Wednesday, October 3, 2018

Whisky Review: Aberfeldy 12 Year

Aberfeldy was founded by the eponymous John Dewar during the first serious whisky boom at the end of the 19th-century. It remained a member of the DLC - proto-Diageo - conglomerate until it was divested in 1998 and sold back to Dewars, now a part of the Bacardi conglomerate. Since then it has been the home of the "Dewar's World of Whisky".

This whisky was aged primarily in ex-bourbon casks, then bottled at 40% with coloring and chill-filtration.

Aberfeldy 12 Year

Nose: good balance - caramel, fresh malt, vanilla, a touch of sherry, ripe berries, apples/pears, gently floral, peat/wood smoke/cinnamon in the background. After adding a few drops of water it becomes comparatively flat, but reveals some citrus peel and pineapple.

Taste: sweet malt and caramel up front with a thread of bitterness that weaves across the palate, apple/pear in the background around the middle, becomes thicker near the back with mild oak. After dilution it becomes less sweet and reveals some sherry around the middle plus more oak with a more tannic character, giving it a touch of charred wood or wood smoke, near the back.
+-------+
**STATED TASK 1:**
Answer these from the whisky review:
(a) Who founded Aberfeldy?
(b) At what strength was this whisky bottled?
(c) What does the nose reveal after a few drops of water are added?
**STATED TASK 2:** Using the whisky review, explain what gives the diluted whisky a touch of charred wood or wood smoke near the back of the palate.

**STORED RECORDS:**
+-------+
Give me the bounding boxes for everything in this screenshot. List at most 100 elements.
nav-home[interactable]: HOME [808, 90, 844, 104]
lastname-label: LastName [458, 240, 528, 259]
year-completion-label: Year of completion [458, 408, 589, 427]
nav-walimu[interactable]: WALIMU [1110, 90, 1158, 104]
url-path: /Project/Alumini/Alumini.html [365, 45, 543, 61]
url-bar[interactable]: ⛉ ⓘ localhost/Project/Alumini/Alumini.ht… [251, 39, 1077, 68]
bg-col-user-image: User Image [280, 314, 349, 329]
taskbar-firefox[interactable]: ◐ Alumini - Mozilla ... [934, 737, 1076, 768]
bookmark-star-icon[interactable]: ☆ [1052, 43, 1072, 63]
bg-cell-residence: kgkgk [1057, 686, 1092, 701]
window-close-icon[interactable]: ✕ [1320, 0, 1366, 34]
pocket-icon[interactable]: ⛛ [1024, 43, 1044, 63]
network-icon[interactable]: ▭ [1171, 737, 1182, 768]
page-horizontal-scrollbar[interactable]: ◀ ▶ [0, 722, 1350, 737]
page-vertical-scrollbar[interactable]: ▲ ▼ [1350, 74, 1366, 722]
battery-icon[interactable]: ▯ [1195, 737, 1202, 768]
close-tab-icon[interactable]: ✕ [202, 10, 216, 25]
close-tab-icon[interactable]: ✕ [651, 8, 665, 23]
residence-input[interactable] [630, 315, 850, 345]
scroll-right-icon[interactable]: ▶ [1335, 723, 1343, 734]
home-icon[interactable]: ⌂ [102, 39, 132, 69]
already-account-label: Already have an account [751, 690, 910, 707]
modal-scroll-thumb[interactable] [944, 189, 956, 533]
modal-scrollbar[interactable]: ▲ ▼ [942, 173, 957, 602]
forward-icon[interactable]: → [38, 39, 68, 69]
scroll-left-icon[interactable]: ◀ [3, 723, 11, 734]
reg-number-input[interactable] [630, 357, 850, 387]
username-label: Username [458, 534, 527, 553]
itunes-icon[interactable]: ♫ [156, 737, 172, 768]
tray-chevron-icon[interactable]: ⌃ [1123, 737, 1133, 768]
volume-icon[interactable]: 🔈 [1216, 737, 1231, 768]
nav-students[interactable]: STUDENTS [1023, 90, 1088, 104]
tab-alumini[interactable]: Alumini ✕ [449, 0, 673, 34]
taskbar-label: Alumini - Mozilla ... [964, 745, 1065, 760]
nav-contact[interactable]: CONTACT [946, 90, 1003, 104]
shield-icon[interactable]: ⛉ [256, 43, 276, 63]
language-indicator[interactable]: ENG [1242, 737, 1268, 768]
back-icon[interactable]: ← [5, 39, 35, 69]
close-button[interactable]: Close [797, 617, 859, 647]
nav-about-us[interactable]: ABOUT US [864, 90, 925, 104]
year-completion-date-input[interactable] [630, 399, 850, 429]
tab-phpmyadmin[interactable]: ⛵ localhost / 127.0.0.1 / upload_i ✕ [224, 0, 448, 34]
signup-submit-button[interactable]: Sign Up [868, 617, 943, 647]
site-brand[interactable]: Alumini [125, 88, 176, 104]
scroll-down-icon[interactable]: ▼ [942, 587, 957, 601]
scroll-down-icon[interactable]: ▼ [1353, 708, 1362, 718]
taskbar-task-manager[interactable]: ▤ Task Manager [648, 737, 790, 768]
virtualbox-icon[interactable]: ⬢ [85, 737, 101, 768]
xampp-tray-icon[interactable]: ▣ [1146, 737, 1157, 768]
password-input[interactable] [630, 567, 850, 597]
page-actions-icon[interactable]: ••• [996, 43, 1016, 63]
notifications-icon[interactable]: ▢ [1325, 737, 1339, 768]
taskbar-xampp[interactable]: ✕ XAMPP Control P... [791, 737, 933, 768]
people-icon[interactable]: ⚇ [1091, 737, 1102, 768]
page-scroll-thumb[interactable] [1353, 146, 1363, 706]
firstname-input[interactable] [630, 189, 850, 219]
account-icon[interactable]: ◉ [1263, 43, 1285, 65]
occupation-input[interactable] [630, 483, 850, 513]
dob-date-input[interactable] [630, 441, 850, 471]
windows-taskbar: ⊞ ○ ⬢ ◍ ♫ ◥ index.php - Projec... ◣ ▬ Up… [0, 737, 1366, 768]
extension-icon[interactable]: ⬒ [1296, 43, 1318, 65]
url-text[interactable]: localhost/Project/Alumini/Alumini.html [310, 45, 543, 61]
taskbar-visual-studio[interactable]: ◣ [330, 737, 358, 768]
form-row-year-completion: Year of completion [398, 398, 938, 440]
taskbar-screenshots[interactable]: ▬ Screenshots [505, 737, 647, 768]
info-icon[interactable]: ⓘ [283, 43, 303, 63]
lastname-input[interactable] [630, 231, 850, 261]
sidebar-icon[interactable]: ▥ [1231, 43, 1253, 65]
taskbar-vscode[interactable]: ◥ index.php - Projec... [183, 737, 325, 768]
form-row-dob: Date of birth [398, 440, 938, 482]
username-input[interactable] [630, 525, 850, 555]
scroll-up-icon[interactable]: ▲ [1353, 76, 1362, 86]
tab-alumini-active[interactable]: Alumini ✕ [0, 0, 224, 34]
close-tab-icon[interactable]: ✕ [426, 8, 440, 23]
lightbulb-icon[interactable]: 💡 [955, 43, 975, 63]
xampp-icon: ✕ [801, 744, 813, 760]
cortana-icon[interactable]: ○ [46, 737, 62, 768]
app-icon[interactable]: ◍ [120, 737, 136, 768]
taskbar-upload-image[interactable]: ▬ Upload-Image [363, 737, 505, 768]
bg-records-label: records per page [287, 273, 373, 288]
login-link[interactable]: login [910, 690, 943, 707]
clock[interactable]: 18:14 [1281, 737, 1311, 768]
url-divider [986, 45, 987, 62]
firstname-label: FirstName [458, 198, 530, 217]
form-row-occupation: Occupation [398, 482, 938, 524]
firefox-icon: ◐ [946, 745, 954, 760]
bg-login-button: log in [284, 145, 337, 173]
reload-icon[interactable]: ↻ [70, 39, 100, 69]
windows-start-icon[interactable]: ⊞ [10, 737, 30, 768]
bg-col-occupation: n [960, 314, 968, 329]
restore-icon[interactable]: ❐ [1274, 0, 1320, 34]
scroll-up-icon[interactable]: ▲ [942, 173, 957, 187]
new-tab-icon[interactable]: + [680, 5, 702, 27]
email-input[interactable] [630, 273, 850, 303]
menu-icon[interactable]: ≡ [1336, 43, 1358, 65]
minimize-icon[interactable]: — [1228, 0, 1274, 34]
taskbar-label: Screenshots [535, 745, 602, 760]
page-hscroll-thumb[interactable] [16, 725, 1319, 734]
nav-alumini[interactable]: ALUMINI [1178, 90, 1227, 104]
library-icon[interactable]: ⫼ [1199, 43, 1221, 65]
+-------+
**COMPLETE OUTPUT 1:**
(a) John Dewar.
(b) 40%.
(c) Some citrus peel and pineapple.

**COMPLETE OUTPUT 2:** After dilution, more oak comes through near the back, and it has a more tannic character. That tannic oak gives the whisky a touch of charred wood or wood smoke.